*What you will do*:
• a. In the Progresspanel text, what are the widget's buttons for? Answer in one to three sentences.
• b. List every method that the example code in the Progresspanel text calls on the `panel` object.
• c. Answer these from the Progresspanel text:
(i) What command installs the package?
(ii) Which file implements the widget?
(iii) What title does the example code give the panel?

*Given text*:
+-------+

Progresspanel
The Progresspanel is a custom tkinter widget that displays a progress bar and
buttons (Start/Resume, Pause, Terminate) to control a user-defined task that
runs in a separate thread. The widget is implemented in progresspanel.py.
Installation
You can install Progresspanel using pip for the Python environment:
pip install progresspanel
Usage
To use the Progress Panel, you need to create an instance of the Progresspanel
class and pass it a parent widget, a total number of iterations, and a task
function to be run in a loop.
Here below is an example code that creates a window with a progress bar and
buttons to control the task as shown in the GIF:

import tkinter as tk
from progresspanel import Progresspanel
from time import sleep
root = tk.Tk()
panel = Progresspanel(root, title="Sample Task")
panel.pack()
def sample_task():
total = 5
panel.set_total(total)
for i in range(total):
panel.update(i)
print("Running iteration: {}".format(i))
sleep(1)
panel.set_task(sample_task)
root.mainloop()
The task function simply sleeps for one second five times and updates the
progress bar each time.
You can customize the task function to do whatever you want. You can also
customize the title of the progress panel and enable/disable verbose mode to
print status updates to the console. There're also advanced features that let
you pause execution in between time-consuming methods in your own task, and
features that let you repeat the last iteration right after resuming from a
pausing. Check below APIs for more details.

+-------+

*Available data*:
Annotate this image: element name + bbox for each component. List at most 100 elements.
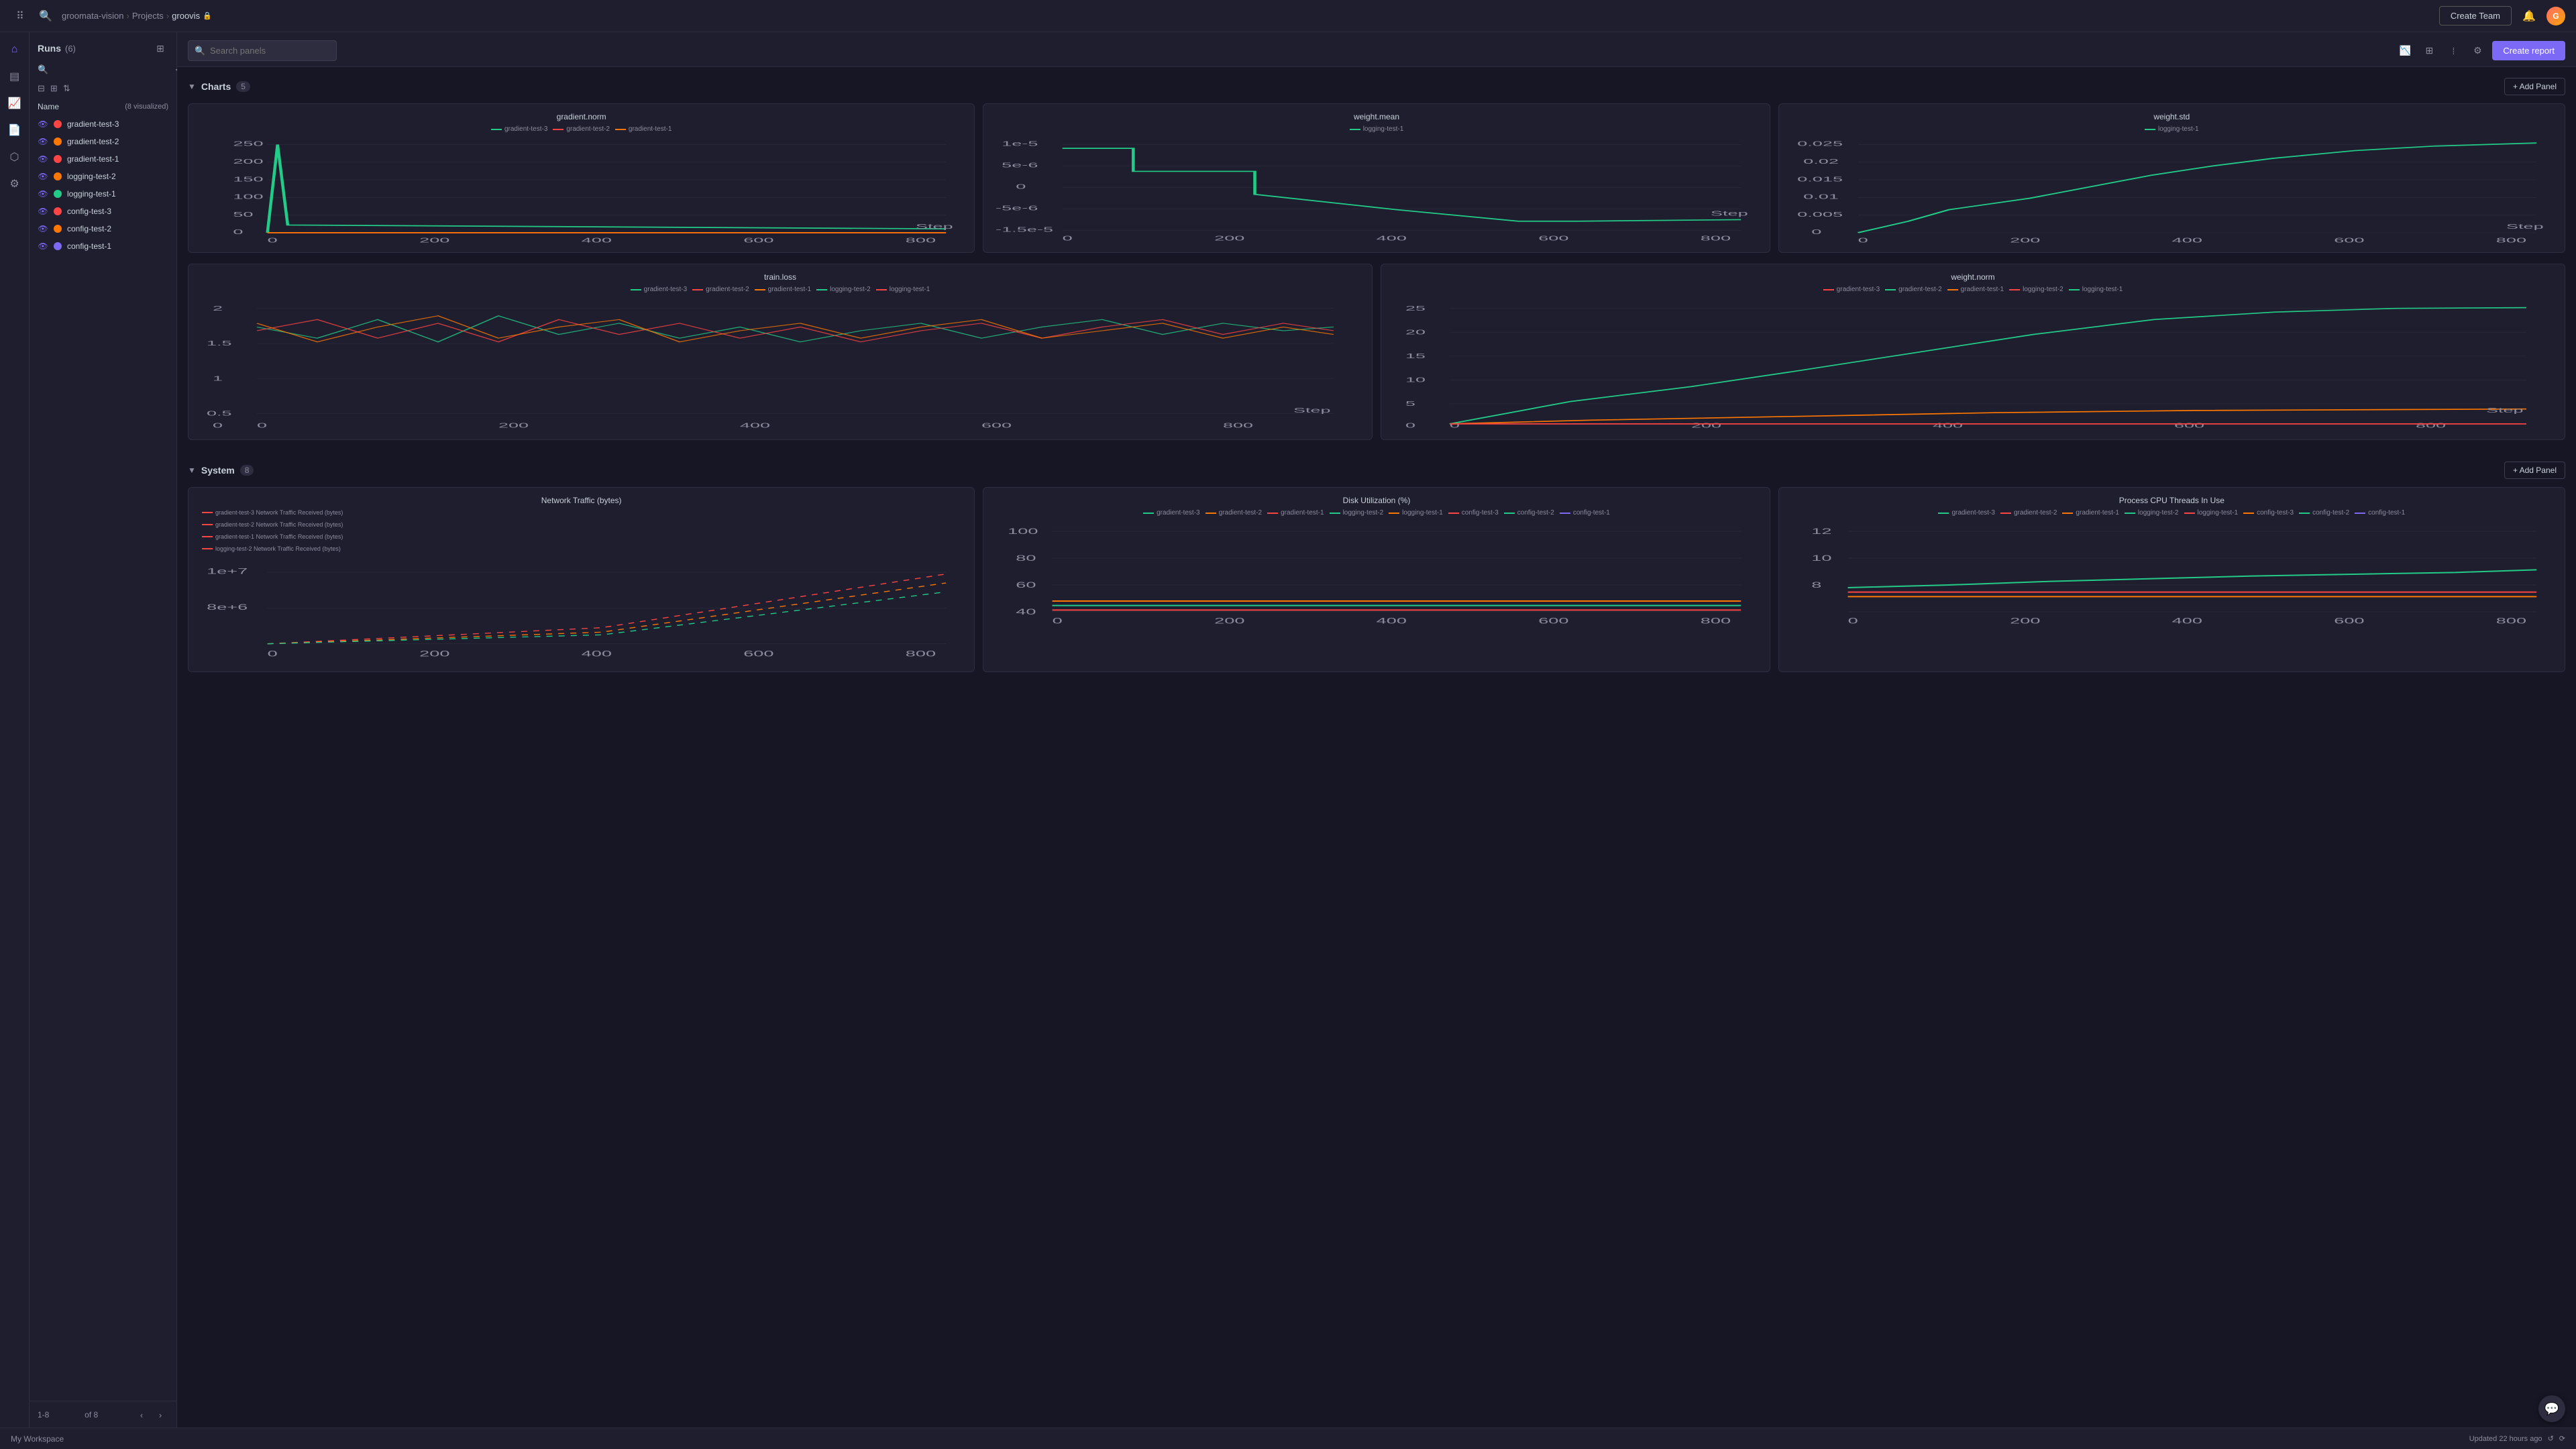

+-------+

*Answers*:
• a. The Start/Resume, Pause and Terminate buttons control a user-defined task that runs in a separate thread.

• b.
- pack
- set_total
- update
- set_task

• c.
(i) pip install progresspanel
(ii) progresspanel.py
(iii) "Sample Task"